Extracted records
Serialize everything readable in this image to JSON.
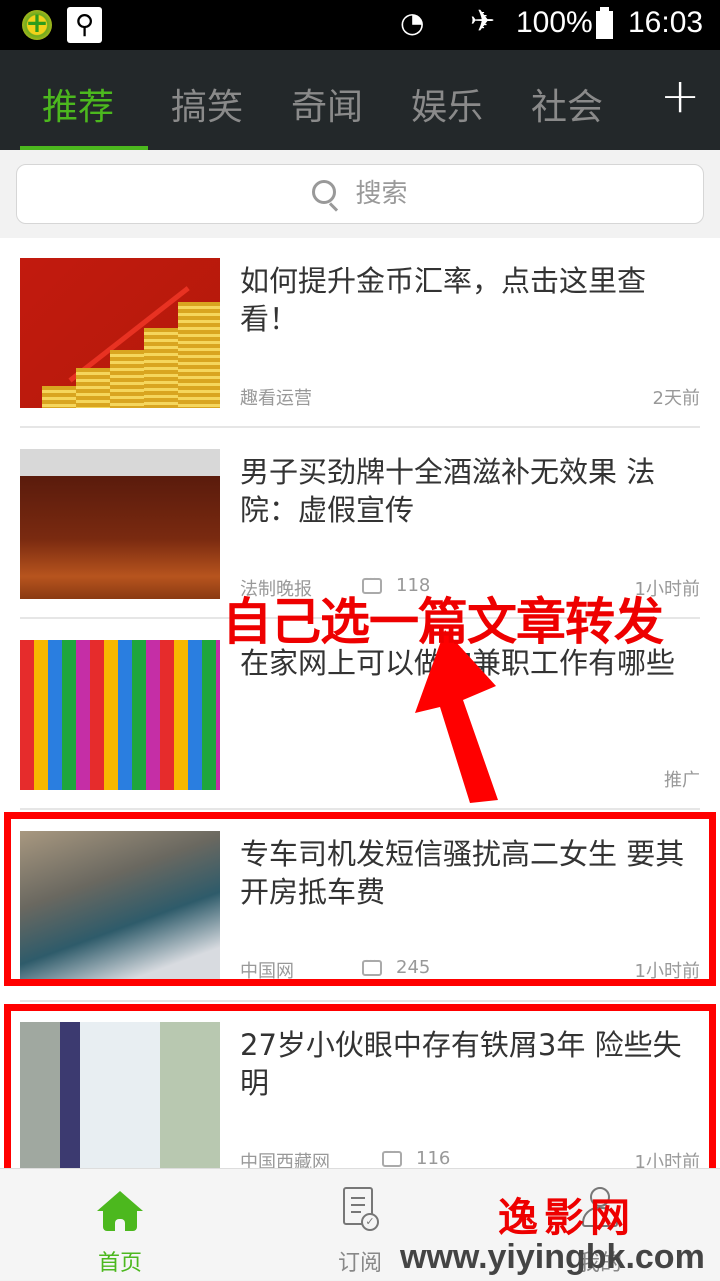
{
  "status_bar": {
    "time": "16:03",
    "battery": "100%",
    "icons": [
      "360-security-icon",
      "usb-icon",
      "wifi-icon",
      "airplane-mode-icon",
      "battery-icon"
    ]
  },
  "top_nav": {
    "tabs": [
      {
        "label": "推荐",
        "active": true
      },
      {
        "label": "搞笑",
        "active": false
      },
      {
        "label": "奇闻",
        "active": false
      },
      {
        "label": "娱乐",
        "active": false
      },
      {
        "label": "社会",
        "active": false
      }
    ],
    "add_label": "+"
  },
  "search": {
    "placeholder": "搜索"
  },
  "articles": [
    {
      "title": "如何提升金币汇率，点击这里查看！",
      "source": "趣看运营",
      "comments": "",
      "time": "2天前"
    },
    {
      "title": "男子买劲牌十全酒滋补无效果 法院：虚假宣传",
      "source": "法制晚报",
      "comments": "118",
      "time": "1小时前"
    },
    {
      "title": "在家网上可以做的兼职工作有哪些",
      "source": "",
      "comments": "",
      "time": "推广"
    },
    {
      "title": "专车司机发短信骚扰高二女生 要其开房抵车费",
      "source": "中国网",
      "comments": "245",
      "time": "1小时前"
    },
    {
      "title": "27岁小伙眼中存有铁屑3年 险些失明",
      "source": "中国西藏网",
      "comments": "116",
      "time": "1小时前"
    }
  ],
  "annotation": {
    "text": "自己选一篇文章转发",
    "color": "#ee0000"
  },
  "bottom_nav": {
    "tabs": [
      {
        "label": "首页",
        "active": true
      },
      {
        "label": "订阅",
        "active": false
      },
      {
        "label": "我的",
        "active": false
      }
    ]
  },
  "watermark": {
    "name": "逸影网",
    "url": "www.yiyingbk.com"
  },
  "colors": {
    "accent": "#4cb81e",
    "nav_bg": "#23282a",
    "annotation_red": "#ff0000"
  }
}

▶ Directions
For each line of the entries that includes "source", show that line.

▶ Answer
      "source": "趣看运营",
      "source": "法制晚报",
      "source": "",
      "source": "中国网",
      "source": "中国西藏网",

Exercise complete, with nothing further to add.